> _Exercise goal_
Every entry must be repeated exactly. Exclude all pictures.

> _Provided records_
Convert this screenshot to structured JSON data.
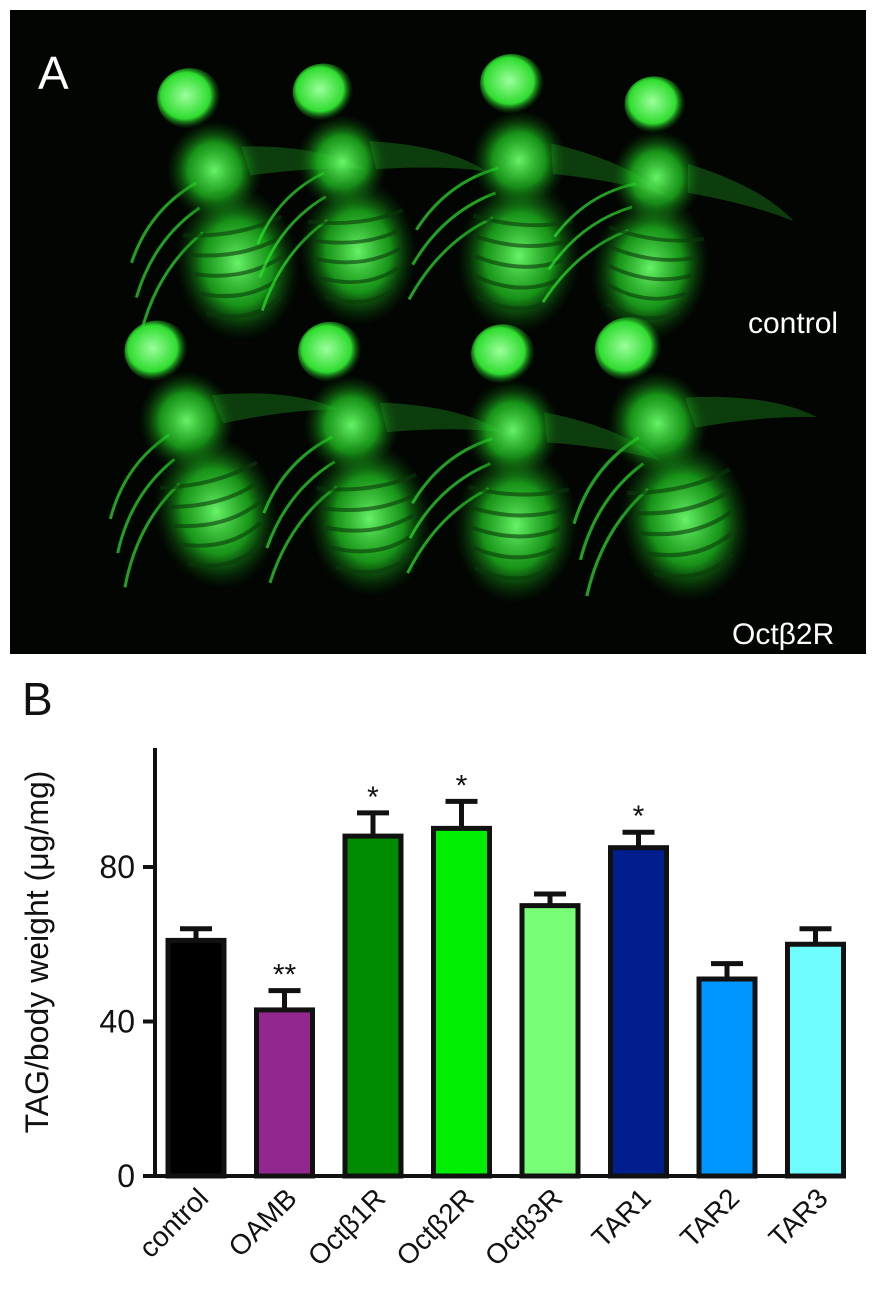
{
  "panel_a": {
    "letter": "A",
    "row_labels": {
      "top": "control",
      "bottom": "Octβ2R"
    },
    "fluorescence_color": "#2ee62e"
  },
  "panel_b": {
    "letter": "B"
  },
  "chart_data": {
    "type": "bar",
    "title": "",
    "xlabel": "",
    "ylabel": "TAG/body weight (μg/mg)",
    "ylim": [
      0,
      110
    ],
    "yticks": [
      0,
      40,
      80
    ],
    "categories": [
      "control",
      "OAMB",
      "Octβ1R",
      "Octβ2R",
      "Octβ3R",
      "TAR1",
      "TAR2",
      "TAR3"
    ],
    "values": [
      61,
      43,
      88,
      90,
      70,
      85,
      51,
      60
    ],
    "errors": [
      3,
      5,
      6,
      7,
      3,
      4,
      4,
      4
    ],
    "significance": [
      "",
      "**",
      "*",
      "*",
      "",
      "*",
      "",
      ""
    ],
    "colors": [
      "#000000",
      "#92278f",
      "#008c00",
      "#00ee00",
      "#77ff77",
      "#001e8c",
      "#0096ff",
      "#6ffcff"
    ],
    "grid": false,
    "legend": "none"
  }
}
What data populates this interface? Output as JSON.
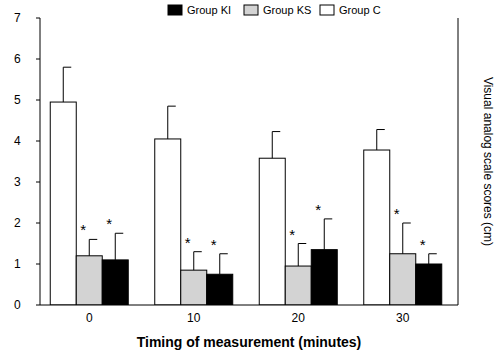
{
  "chart_data": {
    "type": "bar",
    "x_label": "Timing of measurement (minutes)",
    "y_label": "Visual analog scale scores (cm)",
    "categories": [
      "0",
      "10",
      "20",
      "30"
    ],
    "series": [
      {
        "name": "Group C",
        "color": "#ffffff",
        "values": [
          4.95,
          4.05,
          3.58,
          3.78
        ],
        "errors": [
          0.85,
          0.8,
          0.65,
          0.5
        ]
      },
      {
        "name": "Group KS",
        "color": "#d3d3d3",
        "values": [
          1.2,
          0.85,
          0.95,
          1.25
        ],
        "errors": [
          0.4,
          0.45,
          0.55,
          0.75
        ],
        "significance": [
          "*",
          "*",
          "*",
          "*"
        ]
      },
      {
        "name": "Group KI",
        "color": "#000000",
        "values": [
          1.1,
          0.75,
          1.35,
          1.0
        ],
        "errors": [
          0.65,
          0.5,
          0.75,
          0.25
        ],
        "significance": [
          "*",
          "*",
          "*",
          "*"
        ]
      }
    ],
    "ylim": [
      0,
      7
    ],
    "yticks": [
      0,
      1,
      2,
      3,
      4,
      5,
      6,
      7
    ],
    "legend": "top",
    "grid": false
  }
}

> _Result of this task_
Convert this screenshot to structured JSON data.
{
  "panel_a": {
    "letter": "A",
    "row_labels": {
      "top": "control",
      "bottom": "Octβ2R"
    },
    "fluorescence_color": "#2ee62e"
  },
  "panel_b": {
    "letter": "B"
  },
  "chart_data": {
    "type": "bar",
    "title": "",
    "xlabel": "",
    "ylabel": "TAG/body weight (μg/mg)",
    "ylim": [
      0,
      110
    ],
    "yticks": [
      0,
      40,
      80
    ],
    "categories": [
      "control",
      "OAMB",
      "Octβ1R",
      "Octβ2R",
      "Octβ3R",
      "TAR1",
      "TAR2",
      "TAR3"
    ],
    "values": [
      61,
      43,
      88,
      90,
      70,
      85,
      51,
      60
    ],
    "errors": [
      3,
      5,
      6,
      7,
      3,
      4,
      4,
      4
    ],
    "significance": [
      "",
      "**",
      "*",
      "*",
      "",
      "*",
      "",
      ""
    ],
    "colors": [
      "#000000",
      "#92278f",
      "#008c00",
      "#00ee00",
      "#77ff77",
      "#001e8c",
      "#0096ff",
      "#6ffcff"
    ],
    "grid": false,
    "legend": "none"
  }
}
What data populates this interface? Output as JSON.
{
  "chart_data": {
    "type": "bar",
    "x_label": "Timing of measurement (minutes)",
    "y_label": "Visual analog scale scores (cm)",
    "categories": [
      "0",
      "10",
      "20",
      "30"
    ],
    "series": [
      {
        "name": "Group C",
        "color": "#ffffff",
        "values": [
          4.95,
          4.05,
          3.58,
          3.78
        ],
        "errors": [
          0.85,
          0.8,
          0.65,
          0.5
        ]
      },
      {
        "name": "Group KS",
        "color": "#d3d3d3",
        "values": [
          1.2,
          0.85,
          0.95,
          1.25
        ],
        "errors": [
          0.4,
          0.45,
          0.55,
          0.75
        ],
        "significance": [
          "*",
          "*",
          "*",
          "*"
        ]
      },
      {
        "name": "Group KI",
        "color": "#000000",
        "values": [
          1.1,
          0.75,
          1.35,
          1.0
        ],
        "errors": [
          0.65,
          0.5,
          0.75,
          0.25
        ],
        "significance": [
          "*",
          "*",
          "*",
          "*"
        ]
      }
    ],
    "ylim": [
      0,
      7
    ],
    "yticks": [
      0,
      1,
      2,
      3,
      4,
      5,
      6,
      7
    ],
    "legend": "top",
    "grid": false
  }
}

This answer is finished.